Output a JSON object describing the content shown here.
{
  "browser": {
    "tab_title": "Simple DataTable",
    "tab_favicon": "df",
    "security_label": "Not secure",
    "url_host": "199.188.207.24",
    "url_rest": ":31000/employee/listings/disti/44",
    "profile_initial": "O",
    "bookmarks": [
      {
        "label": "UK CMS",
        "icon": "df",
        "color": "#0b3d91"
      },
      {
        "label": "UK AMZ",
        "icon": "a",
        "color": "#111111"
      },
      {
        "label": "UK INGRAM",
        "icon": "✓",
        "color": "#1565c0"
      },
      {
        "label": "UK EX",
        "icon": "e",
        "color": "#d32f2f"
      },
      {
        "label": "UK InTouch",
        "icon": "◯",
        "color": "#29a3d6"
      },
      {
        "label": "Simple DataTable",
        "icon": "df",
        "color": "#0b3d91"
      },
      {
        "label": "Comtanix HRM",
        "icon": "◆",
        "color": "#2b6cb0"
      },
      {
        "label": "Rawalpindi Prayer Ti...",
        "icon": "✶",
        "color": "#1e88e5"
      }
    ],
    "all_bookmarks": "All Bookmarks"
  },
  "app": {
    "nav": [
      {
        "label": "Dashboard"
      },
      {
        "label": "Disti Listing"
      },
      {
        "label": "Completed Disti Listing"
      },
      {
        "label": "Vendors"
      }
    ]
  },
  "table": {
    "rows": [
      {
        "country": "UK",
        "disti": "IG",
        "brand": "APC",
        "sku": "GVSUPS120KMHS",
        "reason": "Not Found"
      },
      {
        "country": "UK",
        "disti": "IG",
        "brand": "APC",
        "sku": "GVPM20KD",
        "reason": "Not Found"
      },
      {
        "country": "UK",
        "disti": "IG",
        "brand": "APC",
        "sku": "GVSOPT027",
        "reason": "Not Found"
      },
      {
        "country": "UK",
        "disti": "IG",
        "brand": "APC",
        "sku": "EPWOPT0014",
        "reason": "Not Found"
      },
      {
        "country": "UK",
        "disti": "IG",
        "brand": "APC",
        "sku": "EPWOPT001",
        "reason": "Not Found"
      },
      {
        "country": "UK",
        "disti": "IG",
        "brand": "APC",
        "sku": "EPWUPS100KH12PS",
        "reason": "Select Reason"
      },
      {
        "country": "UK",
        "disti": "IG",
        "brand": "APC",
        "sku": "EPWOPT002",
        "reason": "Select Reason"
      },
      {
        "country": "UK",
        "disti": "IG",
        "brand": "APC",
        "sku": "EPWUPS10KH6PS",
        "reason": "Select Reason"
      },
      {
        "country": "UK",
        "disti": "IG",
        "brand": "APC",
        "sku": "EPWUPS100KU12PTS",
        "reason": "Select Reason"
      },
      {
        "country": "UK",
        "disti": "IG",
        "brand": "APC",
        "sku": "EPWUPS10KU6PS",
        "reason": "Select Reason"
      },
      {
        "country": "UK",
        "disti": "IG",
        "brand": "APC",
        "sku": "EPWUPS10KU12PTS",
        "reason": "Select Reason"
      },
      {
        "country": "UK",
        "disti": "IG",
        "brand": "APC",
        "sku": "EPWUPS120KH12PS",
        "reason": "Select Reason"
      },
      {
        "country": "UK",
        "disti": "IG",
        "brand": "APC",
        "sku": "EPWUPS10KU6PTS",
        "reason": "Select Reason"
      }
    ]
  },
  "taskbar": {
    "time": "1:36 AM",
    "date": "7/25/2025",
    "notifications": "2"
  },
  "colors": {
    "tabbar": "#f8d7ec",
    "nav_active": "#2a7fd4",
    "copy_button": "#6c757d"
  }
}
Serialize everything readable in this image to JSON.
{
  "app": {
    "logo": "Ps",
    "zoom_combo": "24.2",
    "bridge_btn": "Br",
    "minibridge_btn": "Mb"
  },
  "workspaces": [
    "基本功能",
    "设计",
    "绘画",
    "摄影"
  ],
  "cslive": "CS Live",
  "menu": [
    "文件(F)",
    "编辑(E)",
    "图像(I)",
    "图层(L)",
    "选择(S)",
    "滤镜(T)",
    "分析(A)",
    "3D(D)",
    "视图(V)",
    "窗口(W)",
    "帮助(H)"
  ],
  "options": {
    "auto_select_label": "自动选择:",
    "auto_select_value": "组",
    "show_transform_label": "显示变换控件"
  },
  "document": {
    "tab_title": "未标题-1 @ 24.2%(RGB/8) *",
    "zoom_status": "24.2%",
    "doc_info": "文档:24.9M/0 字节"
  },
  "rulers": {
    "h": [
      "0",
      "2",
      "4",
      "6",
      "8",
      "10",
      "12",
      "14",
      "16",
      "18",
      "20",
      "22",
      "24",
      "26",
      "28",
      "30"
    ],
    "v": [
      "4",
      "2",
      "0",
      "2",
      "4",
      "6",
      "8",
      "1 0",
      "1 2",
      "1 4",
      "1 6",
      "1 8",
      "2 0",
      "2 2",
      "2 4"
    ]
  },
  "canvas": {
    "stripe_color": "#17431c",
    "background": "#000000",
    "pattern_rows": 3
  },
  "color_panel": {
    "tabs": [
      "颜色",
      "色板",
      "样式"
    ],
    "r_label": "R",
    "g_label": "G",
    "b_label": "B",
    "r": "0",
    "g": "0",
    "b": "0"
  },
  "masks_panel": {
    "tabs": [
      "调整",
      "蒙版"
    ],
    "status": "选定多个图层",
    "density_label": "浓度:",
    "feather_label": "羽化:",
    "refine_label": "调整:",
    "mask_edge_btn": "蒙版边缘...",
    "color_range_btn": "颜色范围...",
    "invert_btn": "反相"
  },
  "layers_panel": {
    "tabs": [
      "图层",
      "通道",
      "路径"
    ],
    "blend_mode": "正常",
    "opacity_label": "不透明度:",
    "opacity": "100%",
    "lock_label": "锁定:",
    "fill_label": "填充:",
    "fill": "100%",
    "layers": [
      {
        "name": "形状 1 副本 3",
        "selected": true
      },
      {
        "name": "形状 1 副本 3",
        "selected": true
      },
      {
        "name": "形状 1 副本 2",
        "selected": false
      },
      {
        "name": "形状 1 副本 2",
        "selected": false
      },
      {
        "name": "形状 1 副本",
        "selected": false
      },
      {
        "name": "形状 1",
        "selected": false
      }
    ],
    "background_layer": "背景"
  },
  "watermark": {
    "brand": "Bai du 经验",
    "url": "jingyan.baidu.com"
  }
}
|---|
## Exercise
All of the data needs to be printed once more, exactly.

## Response for this exercise
Output a JSON object describing the content shown here.
{
  "browser": {
    "tab_title": "Simple DataTable",
    "tab_favicon": "df",
    "security_label": "Not secure",
    "url_host": "199.188.207.24",
    "url_rest": ":31000/employee/listings/disti/44",
    "profile_initial": "O",
    "bookmarks": [
      {
        "label": "UK CMS",
        "icon": "df",
        "color": "#0b3d91"
      },
      {
        "label": "UK AMZ",
        "icon": "a",
        "color": "#111111"
      },
      {
        "label": "UK INGRAM",
        "icon": "✓",
        "color": "#1565c0"
      },
      {
        "label": "UK EX",
        "icon": "e",
        "color": "#d32f2f"
      },
      {
        "label": "UK InTouch",
        "icon": "◯",
        "color": "#29a3d6"
      },
      {
        "label": "Simple DataTable",
        "icon": "df",
        "color": "#0b3d91"
      },
      {
        "label": "Comtanix HRM",
        "icon": "◆",
        "color": "#2b6cb0"
      },
      {
        "label": "Rawalpindi Prayer Ti...",
        "icon": "✶",
        "color": "#1e88e5"
      }
    ],
    "all_bookmarks": "All Bookmarks"
  },
  "app": {
    "nav": [
      {
        "label": "Dashboard"
      },
      {
        "label": "Disti Listing"
      },
      {
        "label": "Completed Disti Listing"
      },
      {
        "label": "Vendors"
      }
    ]
  },
  "table": {
    "rows": [
      {
        "country": "UK",
        "disti": "IG",
        "brand": "APC",
        "sku": "GVSUPS120KMHS",
        "reason": "Not Found"
      },
      {
        "country": "UK",
        "disti": "IG",
        "brand": "APC",
        "sku": "GVPM20KD",
        "reason": "Not Found"
      },
      {
        "country": "UK",
        "disti": "IG",
        "brand": "APC",
        "sku": "GVSOPT027",
        "reason": "Not Found"
      },
      {
        "country": "UK",
        "disti": "IG",
        "brand": "APC",
        "sku": "EPWOPT0014",
        "reason": "Not Found"
      },
      {
        "country": "UK",
        "disti": "IG",
        "brand": "APC",
        "sku": "EPWOPT001",
        "reason": "Not Found"
      },
      {
        "country": "UK",
        "disti": "IG",
        "brand": "APC",
        "sku": "EPWUPS100KH12PS",
        "reason": "Select Reason"
      },
      {
        "country": "UK",
        "disti": "IG",
        "brand": "APC",
        "sku": "EPWOPT002",
        "reason": "Select Reason"
      },
      {
        "country": "UK",
        "disti": "IG",
        "brand": "APC",
        "sku": "EPWUPS10KH6PS",
        "reason": "Select Reason"
      },
      {
        "country": "UK",
        "disti": "IG",
        "brand": "APC",
        "sku": "EPWUPS100KU12PTS",
        "reason": "Select Reason"
      },
      {
        "country": "UK",
        "disti": "IG",
        "brand": "APC",
        "sku": "EPWUPS10KU6PS",
        "reason": "Select Reason"
      },
      {
        "country": "UK",
        "disti": "IG",
        "brand": "APC",
        "sku": "EPWUPS10KU12PTS",
        "reason": "Select Reason"
      },
      {
        "country": "UK",
        "disti": "IG",
        "brand": "APC",
        "sku": "EPWUPS120KH12PS",
        "reason": "Select Reason"
      },
      {
        "country": "UK",
        "disti": "IG",
        "brand": "APC",
        "sku": "EPWUPS10KU6PTS",
        "reason": "Select Reason"
      }
    ]
  },
  "taskbar": {
    "time": "1:36 AM",
    "date": "7/25/2025",
    "notifications": "2"
  },
  "colors": {
    "tabbar": "#f8d7ec",
    "nav_active": "#2a7fd4",
    "copy_button": "#6c757d"
  }
}
Serialize everything readable in this image to JSON.
{
  "app": {
    "logo": "Ps",
    "zoom_combo": "24.2",
    "bridge_btn": "Br",
    "minibridge_btn": "Mb"
  },
  "workspaces": [
    "基本功能",
    "设计",
    "绘画",
    "摄影"
  ],
  "cslive": "CS Live",
  "menu": [
    "文件(F)",
    "编辑(E)",
    "图像(I)",
    "图层(L)",
    "选择(S)",
    "滤镜(T)",
    "分析(A)",
    "3D(D)",
    "视图(V)",
    "窗口(W)",
    "帮助(H)"
  ],
  "options": {
    "auto_select_label": "自动选择:",
    "auto_select_value": "组",
    "show_transform_label": "显示变换控件"
  },
  "document": {
    "tab_title": "未标题-1 @ 24.2%(RGB/8) *",
    "zoom_status": "24.2%",
    "doc_info": "文档:24.9M/0 字节"
  },
  "rulers": {
    "h": [
      "0",
      "2",
      "4",
      "6",
      "8",
      "10",
      "12",
      "14",
      "16",
      "18",
      "20",
      "22",
      "24",
      "26",
      "28",
      "30"
    ],
    "v": [
      "4",
      "2",
      "0",
      "2",
      "4",
      "6",
      "8",
      "1 0",
      "1 2",
      "1 4",
      "1 6",
      "1 8",
      "2 0",
      "2 2",
      "2 4"
    ]
  },
  "canvas": {
    "stripe_color": "#17431c",
    "background": "#000000",
    "pattern_rows": 3
  },
  "color_panel": {
    "tabs": [
      "颜色",
      "色板",
      "样式"
    ],
    "r_label": "R",
    "g_label": "G",
    "b_label": "B",
    "r": "0",
    "g": "0",
    "b": "0"
  },
  "masks_panel": {
    "tabs": [
      "调整",
      "蒙版"
    ],
    "status": "选定多个图层",
    "density_label": "浓度:",
    "feather_label": "羽化:",
    "refine_label": "调整:",
    "mask_edge_btn": "蒙版边缘...",
    "color_range_btn": "颜色范围...",
    "invert_btn": "反相"
  },
  "layers_panel": {
    "tabs": [
      "图层",
      "通道",
      "路径"
    ],
    "blend_mode": "正常",
    "opacity_label": "不透明度:",
    "opacity": "100%",
    "lock_label": "锁定:",
    "fill_label": "填充:",
    "fill": "100%",
    "layers": [
      {
        "name": "形状 1 副本 3",
        "selected": true
      },
      {
        "name": "形状 1 副本 3",
        "selected": true
      },
      {
        "name": "形状 1 副本 2",
        "selected": false
      },
      {
        "name": "形状 1 副本 2",
        "selected": false
      },
      {
        "name": "形状 1 副本",
        "selected": false
      },
      {
        "name": "形状 1",
        "selected": false
      }
    ],
    "background_layer": "背景"
  },
  "watermark": {
    "brand": "Bai du 经验",
    "url": "jingyan.baidu.com"
  }
}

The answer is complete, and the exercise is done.